#### Labeled box records
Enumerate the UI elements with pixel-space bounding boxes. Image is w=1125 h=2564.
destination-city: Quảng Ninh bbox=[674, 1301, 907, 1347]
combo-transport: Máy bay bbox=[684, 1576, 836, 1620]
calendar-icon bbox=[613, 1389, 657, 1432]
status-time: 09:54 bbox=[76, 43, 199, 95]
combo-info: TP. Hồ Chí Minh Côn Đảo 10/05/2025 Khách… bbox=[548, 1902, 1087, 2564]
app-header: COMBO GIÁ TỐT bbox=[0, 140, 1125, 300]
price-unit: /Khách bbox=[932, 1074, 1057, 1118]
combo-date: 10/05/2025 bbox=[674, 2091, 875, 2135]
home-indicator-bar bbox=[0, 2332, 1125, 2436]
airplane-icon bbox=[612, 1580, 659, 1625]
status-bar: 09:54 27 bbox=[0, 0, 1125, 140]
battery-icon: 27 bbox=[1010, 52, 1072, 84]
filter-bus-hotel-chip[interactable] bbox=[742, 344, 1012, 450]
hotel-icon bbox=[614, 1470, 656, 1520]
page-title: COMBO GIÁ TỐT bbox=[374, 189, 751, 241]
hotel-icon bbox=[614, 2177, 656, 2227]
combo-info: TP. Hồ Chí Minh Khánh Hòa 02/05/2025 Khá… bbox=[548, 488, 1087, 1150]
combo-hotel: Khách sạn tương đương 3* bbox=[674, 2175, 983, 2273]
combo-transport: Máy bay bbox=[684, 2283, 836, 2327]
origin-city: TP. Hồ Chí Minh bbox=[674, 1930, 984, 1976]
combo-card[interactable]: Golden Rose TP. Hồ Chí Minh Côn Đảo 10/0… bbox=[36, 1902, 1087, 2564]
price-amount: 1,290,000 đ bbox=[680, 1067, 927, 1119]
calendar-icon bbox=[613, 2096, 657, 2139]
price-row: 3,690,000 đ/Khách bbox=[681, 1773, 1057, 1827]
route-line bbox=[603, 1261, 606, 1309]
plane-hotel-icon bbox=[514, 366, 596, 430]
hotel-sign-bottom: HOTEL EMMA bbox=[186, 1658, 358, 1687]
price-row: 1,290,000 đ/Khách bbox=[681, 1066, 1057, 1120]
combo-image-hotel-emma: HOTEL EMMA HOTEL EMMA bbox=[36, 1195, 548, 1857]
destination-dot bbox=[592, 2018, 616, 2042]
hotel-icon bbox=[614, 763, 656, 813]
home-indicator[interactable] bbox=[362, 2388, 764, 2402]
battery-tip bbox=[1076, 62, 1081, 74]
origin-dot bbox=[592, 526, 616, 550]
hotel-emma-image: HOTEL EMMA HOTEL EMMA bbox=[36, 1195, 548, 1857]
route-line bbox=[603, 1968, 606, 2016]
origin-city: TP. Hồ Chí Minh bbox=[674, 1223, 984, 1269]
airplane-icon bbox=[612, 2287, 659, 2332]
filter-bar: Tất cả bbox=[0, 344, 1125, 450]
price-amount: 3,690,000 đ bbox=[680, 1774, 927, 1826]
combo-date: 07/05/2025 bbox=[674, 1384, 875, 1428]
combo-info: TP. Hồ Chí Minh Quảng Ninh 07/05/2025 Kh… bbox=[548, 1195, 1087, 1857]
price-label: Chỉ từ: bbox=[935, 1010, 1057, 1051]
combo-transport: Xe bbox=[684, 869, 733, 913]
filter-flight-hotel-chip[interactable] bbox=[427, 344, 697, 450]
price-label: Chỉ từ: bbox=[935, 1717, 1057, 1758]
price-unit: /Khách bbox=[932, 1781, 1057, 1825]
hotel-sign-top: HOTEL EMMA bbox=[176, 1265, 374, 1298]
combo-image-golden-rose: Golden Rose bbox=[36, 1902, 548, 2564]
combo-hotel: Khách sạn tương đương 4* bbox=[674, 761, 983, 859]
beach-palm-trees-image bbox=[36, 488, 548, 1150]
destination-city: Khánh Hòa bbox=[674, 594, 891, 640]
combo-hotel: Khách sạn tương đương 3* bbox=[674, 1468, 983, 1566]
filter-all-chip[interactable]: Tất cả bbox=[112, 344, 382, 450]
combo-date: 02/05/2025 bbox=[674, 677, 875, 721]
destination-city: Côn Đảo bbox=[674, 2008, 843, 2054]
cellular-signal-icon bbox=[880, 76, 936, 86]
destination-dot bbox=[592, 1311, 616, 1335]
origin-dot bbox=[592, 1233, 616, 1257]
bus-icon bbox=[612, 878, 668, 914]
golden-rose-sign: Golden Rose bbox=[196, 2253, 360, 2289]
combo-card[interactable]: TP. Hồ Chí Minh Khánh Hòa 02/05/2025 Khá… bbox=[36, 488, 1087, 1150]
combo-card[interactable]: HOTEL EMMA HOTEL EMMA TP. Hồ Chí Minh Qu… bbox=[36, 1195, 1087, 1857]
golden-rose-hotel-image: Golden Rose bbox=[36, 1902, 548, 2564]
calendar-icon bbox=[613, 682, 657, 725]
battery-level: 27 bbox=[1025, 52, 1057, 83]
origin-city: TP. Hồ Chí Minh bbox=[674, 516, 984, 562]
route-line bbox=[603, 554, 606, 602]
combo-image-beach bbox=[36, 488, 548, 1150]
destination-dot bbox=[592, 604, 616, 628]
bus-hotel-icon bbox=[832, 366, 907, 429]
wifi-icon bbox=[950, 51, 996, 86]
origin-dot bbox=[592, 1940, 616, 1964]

#### DIRECTIONS
Locate every line in the material above that contains the string "đương" and copy each one in full, treating uppercase and lowercase as different.

#### WRITTEN ANSWER
combo-hotel: Khách sạn tương đương 3* bbox=[674, 2175, 983, 2273]
combo-hotel: Khách sạn tương đương 4* bbox=[674, 761, 983, 859]
combo-hotel: Khách sạn tương đương 3* bbox=[674, 1468, 983, 1566]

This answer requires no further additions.